■ 任務說明 A: 從下面那段談學校制度生活的文字裡,把從“學校教育的重要職能之一是完成”一直到“體成長是必要且有積極意義的。”的部分一字不改地摘出來。

───── 原文

學校教育的重要職能之一是完成個體的社會化。學校要通過專門的教育活動給生活在其中的個體不斷賦予社會角色意義,使其養成相應的組織意識與規范意識。這使學校教育作為一種制度性規定具有一定的強制性,這是合理的,也是必要的。如果讓每個人自由自在而不受任何壓抑或約束地生活,讓每個人充分張揚自我而沒有遵守規范和制度的顧慮,學校教育只會陷入混亂、無序的失控狀態。對個人來說,學校教育生活的開始,也是其生活多樣化、復雜化,受群體生活制度約束的開始。學校教育生活作為個體成長過程中完整生活最重要的組成部分,蘊含著豐富的德育價值,是影響其德性發展極其重要的方面,在個體的成長過程中具有重要意義。在傳統的教育觀念看來,學校教育中的制度生活不僅能夠實現集體的統一性、穩定感和秩序感,而且可以教會個體在集體中有規律地生活,遵守規范并養成良好的行為習慣與意識,與群體生活要求的社會角色保持一致,對于學校教育和個體成長是必要且有積極意義的。
但這種必要性決不意味著我們可以無限制地突出學校組織的規范性與強制性,決不意味著學校教育生活是一種制度化的生活。制度化生活過多地強調了規范性、約束性與制度化,某種程度上取消了個人生活的自主性。在制度化學校生活中,制度表現為一種強制性的權力,用福柯的話說,這種權力無所不在,如毛細血管一樣布滿任何角落,是一種小心謹慎、細致入微的管理生命的權力,即權力的“毛細化”。“假如生活是被安排和決定的,或者說個人的生活不是自主的,那么,根本無所謂什么生活目的,……因為一旦生活受制于或者隸屬于某種目的或體系,……那種生活已不是生活,而只是順從強迫約束的生存,已失去生活主體精神價值的內涵,也失去了生活的原則性。”[10]可以說,學校在努力構建井然有序的制度化學校生活的同時,也加強了對人異化的可能。

──────────
───── 提供的清單

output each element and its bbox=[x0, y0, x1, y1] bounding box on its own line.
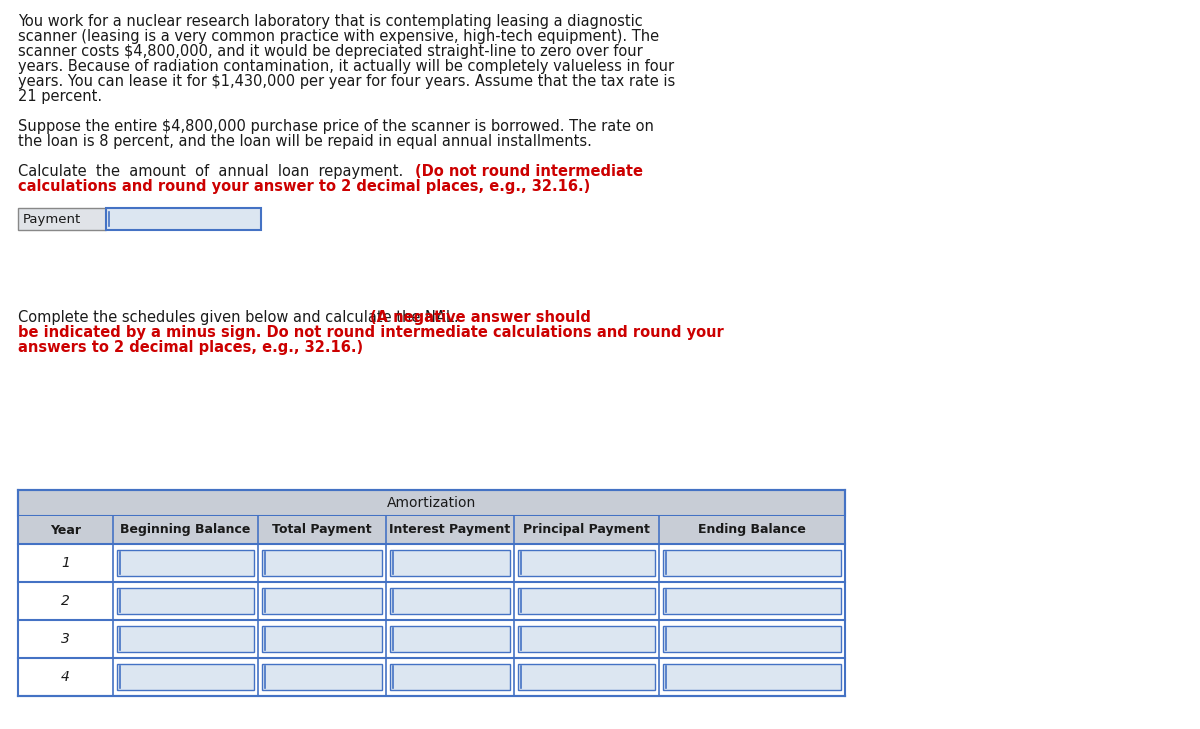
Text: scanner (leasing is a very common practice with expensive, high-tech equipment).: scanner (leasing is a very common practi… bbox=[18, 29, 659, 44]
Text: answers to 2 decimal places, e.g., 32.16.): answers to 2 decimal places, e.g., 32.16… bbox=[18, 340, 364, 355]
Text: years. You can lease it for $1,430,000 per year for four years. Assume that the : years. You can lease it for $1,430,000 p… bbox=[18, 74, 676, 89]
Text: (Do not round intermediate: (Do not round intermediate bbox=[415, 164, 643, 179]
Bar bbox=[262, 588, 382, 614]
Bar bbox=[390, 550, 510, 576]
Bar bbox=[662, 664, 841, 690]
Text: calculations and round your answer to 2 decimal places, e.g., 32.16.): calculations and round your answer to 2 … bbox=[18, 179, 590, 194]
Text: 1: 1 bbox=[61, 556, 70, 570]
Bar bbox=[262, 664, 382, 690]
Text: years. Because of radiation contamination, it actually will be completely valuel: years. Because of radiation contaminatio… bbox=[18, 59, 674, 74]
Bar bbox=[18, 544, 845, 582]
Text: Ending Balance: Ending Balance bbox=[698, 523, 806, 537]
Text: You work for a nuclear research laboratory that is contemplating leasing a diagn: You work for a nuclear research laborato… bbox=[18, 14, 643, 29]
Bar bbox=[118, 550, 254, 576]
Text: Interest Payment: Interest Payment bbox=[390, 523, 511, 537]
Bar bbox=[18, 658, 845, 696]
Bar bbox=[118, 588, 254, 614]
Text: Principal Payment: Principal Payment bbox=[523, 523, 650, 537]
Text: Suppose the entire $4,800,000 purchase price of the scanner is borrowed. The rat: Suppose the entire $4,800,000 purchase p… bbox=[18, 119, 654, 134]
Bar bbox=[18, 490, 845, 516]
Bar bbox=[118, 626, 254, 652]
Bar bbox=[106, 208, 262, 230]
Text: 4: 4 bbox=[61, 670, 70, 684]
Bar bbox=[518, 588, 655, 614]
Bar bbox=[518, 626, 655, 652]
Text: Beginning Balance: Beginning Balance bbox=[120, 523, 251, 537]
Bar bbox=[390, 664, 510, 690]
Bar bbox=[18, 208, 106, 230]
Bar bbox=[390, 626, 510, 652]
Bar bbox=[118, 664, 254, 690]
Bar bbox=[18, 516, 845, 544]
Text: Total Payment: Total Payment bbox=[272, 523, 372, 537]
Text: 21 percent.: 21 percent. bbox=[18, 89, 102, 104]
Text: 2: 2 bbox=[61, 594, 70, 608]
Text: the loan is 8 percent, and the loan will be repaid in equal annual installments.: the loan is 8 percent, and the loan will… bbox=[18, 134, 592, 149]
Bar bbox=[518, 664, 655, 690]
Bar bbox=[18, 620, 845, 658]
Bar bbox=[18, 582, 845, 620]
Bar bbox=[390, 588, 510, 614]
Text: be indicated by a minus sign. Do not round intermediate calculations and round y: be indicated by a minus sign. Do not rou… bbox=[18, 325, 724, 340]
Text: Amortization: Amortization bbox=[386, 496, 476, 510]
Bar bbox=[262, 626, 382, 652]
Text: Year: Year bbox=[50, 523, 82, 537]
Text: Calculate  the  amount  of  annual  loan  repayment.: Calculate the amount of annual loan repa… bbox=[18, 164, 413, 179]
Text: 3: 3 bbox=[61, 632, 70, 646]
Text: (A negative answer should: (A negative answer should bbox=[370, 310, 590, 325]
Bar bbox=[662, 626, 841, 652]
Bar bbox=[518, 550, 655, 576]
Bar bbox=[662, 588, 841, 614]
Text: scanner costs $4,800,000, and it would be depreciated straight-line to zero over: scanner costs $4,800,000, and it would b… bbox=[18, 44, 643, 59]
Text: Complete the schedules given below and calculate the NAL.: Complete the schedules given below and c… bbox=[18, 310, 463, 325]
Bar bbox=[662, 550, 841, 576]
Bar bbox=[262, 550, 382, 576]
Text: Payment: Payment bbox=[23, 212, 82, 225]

──────────
───── 提供的清單

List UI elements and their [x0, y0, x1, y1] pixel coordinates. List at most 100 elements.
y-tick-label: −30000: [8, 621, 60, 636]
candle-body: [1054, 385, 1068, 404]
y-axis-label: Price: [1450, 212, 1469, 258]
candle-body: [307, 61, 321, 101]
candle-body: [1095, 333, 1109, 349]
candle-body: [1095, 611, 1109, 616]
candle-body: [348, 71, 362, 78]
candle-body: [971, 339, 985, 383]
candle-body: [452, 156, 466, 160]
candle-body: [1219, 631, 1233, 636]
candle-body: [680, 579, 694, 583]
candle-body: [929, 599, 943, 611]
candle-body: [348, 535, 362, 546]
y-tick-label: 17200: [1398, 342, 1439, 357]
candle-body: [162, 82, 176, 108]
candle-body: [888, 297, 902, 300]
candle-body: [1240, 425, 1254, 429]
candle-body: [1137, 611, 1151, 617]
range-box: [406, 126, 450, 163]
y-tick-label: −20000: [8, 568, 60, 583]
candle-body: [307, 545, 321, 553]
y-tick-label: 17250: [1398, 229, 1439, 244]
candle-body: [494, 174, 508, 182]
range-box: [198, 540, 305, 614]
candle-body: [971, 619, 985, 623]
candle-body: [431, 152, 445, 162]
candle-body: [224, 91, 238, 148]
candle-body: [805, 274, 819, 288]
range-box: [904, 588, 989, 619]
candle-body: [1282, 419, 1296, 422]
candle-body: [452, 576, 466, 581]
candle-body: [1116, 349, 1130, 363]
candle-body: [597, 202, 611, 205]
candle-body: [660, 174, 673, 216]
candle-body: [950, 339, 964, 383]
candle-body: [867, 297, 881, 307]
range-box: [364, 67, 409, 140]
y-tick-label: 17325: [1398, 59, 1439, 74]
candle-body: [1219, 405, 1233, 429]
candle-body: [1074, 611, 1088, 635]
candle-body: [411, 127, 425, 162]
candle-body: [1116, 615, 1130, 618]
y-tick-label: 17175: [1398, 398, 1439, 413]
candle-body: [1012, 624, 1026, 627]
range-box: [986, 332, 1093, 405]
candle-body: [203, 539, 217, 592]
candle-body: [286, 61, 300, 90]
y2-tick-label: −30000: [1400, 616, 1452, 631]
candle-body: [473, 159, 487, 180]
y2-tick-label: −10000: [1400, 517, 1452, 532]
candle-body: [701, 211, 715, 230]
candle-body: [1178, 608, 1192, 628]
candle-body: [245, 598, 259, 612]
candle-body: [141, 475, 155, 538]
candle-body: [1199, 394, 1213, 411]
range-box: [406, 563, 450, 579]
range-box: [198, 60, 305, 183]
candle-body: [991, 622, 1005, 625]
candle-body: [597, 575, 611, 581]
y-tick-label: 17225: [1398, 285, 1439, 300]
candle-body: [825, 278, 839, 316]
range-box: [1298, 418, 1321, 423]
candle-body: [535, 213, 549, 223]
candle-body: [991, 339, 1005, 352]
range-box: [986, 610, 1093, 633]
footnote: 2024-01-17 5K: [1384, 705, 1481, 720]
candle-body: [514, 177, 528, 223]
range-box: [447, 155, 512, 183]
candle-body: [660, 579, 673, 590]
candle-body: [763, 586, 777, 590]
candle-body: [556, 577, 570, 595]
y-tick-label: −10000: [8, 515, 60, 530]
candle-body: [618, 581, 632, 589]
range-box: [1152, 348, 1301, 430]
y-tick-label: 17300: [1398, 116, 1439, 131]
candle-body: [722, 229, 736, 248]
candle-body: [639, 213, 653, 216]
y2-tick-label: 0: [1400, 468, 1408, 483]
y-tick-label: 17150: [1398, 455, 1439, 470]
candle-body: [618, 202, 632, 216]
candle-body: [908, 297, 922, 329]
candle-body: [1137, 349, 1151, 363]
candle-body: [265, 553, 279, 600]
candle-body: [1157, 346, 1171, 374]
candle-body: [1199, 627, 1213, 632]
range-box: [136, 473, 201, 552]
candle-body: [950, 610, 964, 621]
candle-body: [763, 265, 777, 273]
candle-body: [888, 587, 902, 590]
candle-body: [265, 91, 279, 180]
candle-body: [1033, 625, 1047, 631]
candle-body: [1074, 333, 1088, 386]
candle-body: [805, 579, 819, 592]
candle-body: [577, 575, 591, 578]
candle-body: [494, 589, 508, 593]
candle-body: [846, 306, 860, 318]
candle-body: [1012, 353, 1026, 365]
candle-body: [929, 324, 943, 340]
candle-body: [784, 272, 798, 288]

──────────

■ 任務說明 B: 把上面清單裡從含有“List UI elements”的那一行,一直到含有“candle-body: [1074, 611, 1088, 635]”的那一行,原樣照抄下來,頭尾兩行都要包括。

■ 答案 A:
學校教育的重要職能之一是完成個體的社會化。學校要通過專門的教育活動給生活在其中的個體不斷賦予社會角色意義,使其養成相應的組織意識與規范意識。這使學校教育作為一種制度性規定具有一定的強制性,這是合理的,也是必要的。如果讓每個人自由自在而不受任何壓抑或約束地生活,讓每個人充分張揚自我而沒有遵守規范和制度的顧慮,學校教育只會陷入混亂、無序的失控狀態。對個人來說,學校教育生活的開始,也是其生活多樣化、復雜化,受群體生活制度約束的開始。學校教育生活作為個體成長過程中完整生活最重要的組成部分,蘊含著豐富的德育價值,是影響其德性發展極其重要的方面,在個體的成長過程中具有重要意義。在傳統的教育觀念看來,學校教育中的制度生活不僅能夠實現集體的統一性、穩定感和秩序感,而且可以教會個體在集體中有規律地生活,遵守規范并養成良好的行為習慣與意識,與群體生活要求的社會角色保持一致,對于學校教育和個體成長是必要且有積極意義的。

■ 答案 B:
List UI elements and their [x0, y0, x1, y1] pixel coordinates. List at most 100 elements.
y-tick-label: −30000: [8, 621, 60, 636]
candle-body: [1054, 385, 1068, 404]
y-axis-label: Price: [1450, 212, 1469, 258]
candle-body: [307, 61, 321, 101]
candle-body: [1095, 333, 1109, 349]
candle-body: [1095, 611, 1109, 616]
candle-body: [348, 71, 362, 78]
candle-body: [971, 339, 985, 383]
candle-body: [452, 156, 466, 160]
candle-body: [1219, 631, 1233, 636]
candle-body: [680, 579, 694, 583]
candle-body: [929, 599, 943, 611]
candle-body: [348, 535, 362, 546]
y-tick-label: 17200: [1398, 342, 1439, 357]
candle-body: [162, 82, 176, 108]
candle-body: [888, 297, 902, 300]
candle-body: [1240, 425, 1254, 429]
candle-body: [1137, 611, 1151, 617]
range-box: [406, 126, 450, 163]
y-tick-label: −20000: [8, 568, 60, 583]
candle-body: [307, 545, 321, 553]
y-tick-label: 17250: [1398, 229, 1439, 244]
candle-body: [494, 174, 508, 182]
range-box: [198, 540, 305, 614]
candle-body: [971, 619, 985, 623]
candle-body: [431, 152, 445, 162]
candle-body: [224, 91, 238, 148]
candle-body: [805, 274, 819, 288]
range-box: [904, 588, 989, 619]
candle-body: [1282, 419, 1296, 422]
candle-body: [452, 576, 466, 581]
candle-body: [1116, 349, 1130, 363]
candle-body: [597, 202, 611, 205]
candle-body: [660, 174, 673, 216]
candle-body: [950, 339, 964, 383]
candle-body: [867, 297, 881, 307]
range-box: [364, 67, 409, 140]
y-tick-label: 17325: [1398, 59, 1439, 74]
candle-body: [1219, 405, 1233, 429]
candle-body: [1074, 611, 1088, 635]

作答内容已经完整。